WRITTEN EXERCISE
Please continue the mailing-list thread below about predicted values from lmer, picking up right after its last line.

TEXT SEGMENT
[R-sig-ME] need help with predicted values from lmer with newdata
Joshua Wiley
jwiley.psych at gmail.com
Fri Jun 22 17:40:01 CEST 2012
Hi Paul,
I am not sure how to use C-c C-d with namespaces and unexported
objects. I might suggest though that for the assignment, you do
something like:
assignInNamespace("predict.merMod", mypredict, envir =
as.environment("package:lme4"))
It is not an issue in this case, but it can be if mypredict calls
functions that are availabe from lme4 but not to functions in the
global environment. I am not a big leaguer though so cannot give you
really definitive advice.
Regarding the shirt, give some free help to a local student (or
charity), and I will consider us even :)
Cheers,
Josh
On Fri, Jun 22, 2012 at 7:44 AM, Paul Johnson <pauljohn32 at gmail.com> wrote:
> Confirmed. Follow-up below about how you edit predict.merMod
>
> On Fri, Jun 22, 2012 at 4:19 AM, Joshua Wiley <jwiley.psych at gmail.com> wrote:
>> Hi Paul,
>>
>> I think this may be a bug in predict.merMod. It is not terribly
>> elegant, but I suggest changing line 102 from:
>>
>> re_new <- unlist(re_List[m])
>>
>> to
>>
>> re_new <- as.vector(do.call("rbind", re_List[m]))
>
> Changing this resolves the anomaly I experience. If you mail me your
> shirt size & mailing address, I will follow through on the shirt.

(Lines of data)

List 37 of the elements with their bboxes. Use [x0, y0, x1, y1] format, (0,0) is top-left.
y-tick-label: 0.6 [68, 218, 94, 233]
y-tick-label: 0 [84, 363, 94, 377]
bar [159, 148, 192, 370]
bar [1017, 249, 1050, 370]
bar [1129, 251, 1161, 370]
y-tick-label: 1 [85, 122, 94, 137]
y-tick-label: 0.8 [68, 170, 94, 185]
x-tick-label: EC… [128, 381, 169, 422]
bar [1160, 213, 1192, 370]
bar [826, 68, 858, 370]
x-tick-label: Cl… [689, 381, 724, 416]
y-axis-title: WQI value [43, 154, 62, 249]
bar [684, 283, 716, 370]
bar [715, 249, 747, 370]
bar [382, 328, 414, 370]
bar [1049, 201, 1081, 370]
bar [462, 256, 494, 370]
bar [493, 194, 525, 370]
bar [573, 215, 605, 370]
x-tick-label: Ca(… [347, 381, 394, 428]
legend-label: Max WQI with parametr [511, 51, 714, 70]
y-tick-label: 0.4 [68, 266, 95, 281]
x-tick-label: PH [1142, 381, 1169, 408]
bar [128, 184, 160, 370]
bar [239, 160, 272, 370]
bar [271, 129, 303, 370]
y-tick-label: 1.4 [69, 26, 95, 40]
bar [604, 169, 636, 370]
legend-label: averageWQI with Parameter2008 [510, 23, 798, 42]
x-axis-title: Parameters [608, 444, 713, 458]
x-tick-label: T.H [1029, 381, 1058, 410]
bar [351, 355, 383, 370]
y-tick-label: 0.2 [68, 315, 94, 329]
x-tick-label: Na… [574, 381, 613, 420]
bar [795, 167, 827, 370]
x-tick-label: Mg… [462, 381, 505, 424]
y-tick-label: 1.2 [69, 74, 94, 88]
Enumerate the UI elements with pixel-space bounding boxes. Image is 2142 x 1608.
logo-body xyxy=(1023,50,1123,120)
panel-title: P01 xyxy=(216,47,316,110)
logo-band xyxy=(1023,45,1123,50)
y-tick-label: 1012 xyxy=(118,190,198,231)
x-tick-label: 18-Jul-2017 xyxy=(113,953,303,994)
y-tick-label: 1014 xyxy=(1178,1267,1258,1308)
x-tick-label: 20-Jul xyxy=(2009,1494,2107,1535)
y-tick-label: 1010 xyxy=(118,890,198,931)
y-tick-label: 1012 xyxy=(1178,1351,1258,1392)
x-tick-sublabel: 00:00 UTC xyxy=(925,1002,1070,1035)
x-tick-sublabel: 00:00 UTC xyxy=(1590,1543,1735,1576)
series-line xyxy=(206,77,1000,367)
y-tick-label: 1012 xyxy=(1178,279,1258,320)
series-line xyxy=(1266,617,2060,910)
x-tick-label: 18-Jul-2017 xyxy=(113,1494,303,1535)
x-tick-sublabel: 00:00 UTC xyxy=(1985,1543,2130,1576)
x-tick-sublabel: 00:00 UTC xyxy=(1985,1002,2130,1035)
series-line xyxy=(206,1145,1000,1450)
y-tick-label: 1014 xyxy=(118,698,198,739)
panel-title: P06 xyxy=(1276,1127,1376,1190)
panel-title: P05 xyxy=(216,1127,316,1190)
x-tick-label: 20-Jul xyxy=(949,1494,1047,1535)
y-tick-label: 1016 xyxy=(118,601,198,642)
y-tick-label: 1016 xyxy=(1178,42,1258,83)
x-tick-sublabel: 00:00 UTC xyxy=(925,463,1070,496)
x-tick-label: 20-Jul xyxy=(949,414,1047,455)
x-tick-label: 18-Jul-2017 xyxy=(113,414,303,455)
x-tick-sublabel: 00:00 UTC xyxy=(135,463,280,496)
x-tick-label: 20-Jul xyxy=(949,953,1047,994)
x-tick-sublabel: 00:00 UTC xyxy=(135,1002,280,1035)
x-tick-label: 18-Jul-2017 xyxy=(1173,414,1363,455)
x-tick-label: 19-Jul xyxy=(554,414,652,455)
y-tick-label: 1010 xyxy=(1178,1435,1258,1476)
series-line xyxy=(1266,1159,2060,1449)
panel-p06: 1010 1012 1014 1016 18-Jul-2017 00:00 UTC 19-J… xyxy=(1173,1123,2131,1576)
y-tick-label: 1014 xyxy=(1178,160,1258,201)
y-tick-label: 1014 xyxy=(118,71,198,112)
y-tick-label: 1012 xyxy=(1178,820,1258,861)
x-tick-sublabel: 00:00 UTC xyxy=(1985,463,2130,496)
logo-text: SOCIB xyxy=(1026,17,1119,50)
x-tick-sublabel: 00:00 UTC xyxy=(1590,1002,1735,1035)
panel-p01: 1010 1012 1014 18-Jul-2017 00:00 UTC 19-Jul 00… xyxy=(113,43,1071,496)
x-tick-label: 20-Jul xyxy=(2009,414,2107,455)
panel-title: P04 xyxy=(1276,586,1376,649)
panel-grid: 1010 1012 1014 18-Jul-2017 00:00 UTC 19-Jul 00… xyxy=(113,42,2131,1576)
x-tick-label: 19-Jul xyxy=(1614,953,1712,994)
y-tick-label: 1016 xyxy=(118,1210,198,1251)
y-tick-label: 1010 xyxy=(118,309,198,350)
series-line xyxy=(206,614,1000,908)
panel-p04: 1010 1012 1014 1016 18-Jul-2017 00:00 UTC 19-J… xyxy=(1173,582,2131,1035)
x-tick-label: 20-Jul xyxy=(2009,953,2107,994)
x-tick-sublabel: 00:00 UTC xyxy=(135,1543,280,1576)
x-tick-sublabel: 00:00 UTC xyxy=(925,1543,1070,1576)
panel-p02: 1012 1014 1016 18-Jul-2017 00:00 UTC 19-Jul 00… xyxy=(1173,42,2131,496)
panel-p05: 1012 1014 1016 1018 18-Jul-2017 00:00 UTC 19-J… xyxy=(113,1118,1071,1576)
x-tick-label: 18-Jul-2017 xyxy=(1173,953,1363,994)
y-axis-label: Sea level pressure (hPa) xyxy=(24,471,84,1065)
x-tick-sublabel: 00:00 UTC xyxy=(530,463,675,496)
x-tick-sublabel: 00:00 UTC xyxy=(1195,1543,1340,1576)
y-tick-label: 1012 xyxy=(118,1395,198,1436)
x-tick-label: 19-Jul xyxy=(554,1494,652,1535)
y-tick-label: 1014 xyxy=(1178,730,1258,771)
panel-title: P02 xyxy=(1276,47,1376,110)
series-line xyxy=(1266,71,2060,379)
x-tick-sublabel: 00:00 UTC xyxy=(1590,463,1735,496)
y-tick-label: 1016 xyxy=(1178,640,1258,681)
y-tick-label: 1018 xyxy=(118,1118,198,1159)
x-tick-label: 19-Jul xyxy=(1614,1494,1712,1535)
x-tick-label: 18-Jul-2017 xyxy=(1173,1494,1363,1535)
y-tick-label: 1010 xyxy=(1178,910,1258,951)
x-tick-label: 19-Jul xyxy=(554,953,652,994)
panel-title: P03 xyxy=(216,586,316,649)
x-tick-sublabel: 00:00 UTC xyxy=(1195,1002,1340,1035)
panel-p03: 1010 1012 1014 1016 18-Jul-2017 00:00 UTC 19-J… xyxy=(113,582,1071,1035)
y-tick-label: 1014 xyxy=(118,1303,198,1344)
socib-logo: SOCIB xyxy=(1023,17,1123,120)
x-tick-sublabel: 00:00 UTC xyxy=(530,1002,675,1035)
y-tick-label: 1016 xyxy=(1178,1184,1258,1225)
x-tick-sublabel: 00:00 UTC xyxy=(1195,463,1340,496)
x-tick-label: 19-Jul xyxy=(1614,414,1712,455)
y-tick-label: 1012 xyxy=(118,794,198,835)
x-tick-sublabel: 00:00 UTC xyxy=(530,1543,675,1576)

TASK ANSWER
> Official logo and all!
>
> Now a more practical question. This is OT to mixed models, but is on
> topic to Emacs and R and how-to revise lme4 objects to test variations
> like the one you propose.
>
> I'm using Emacs with ESS. I learned in this email list that C-c C-d
> can open a function and revise it, and then load it. This is the
> Emacs-ESS alternative to R's fix() function.
>
> I have more and more trouble revising objects because more code is
> written with non-exported functions and functions.
>
> In order to follow your advice and revise predict.merMod, the only
> thing I could think of was the following.
>
>> mypredict <- lme4:::predict.merMod
>
> Then I C-c C-d mypredict, and the re-load that, then change my usage
> from predict(m4, ...) to mypredict.
>
> This seemed like a childish way to get at it, I wondered how they are
> doing it in the big leagues.
>
> ?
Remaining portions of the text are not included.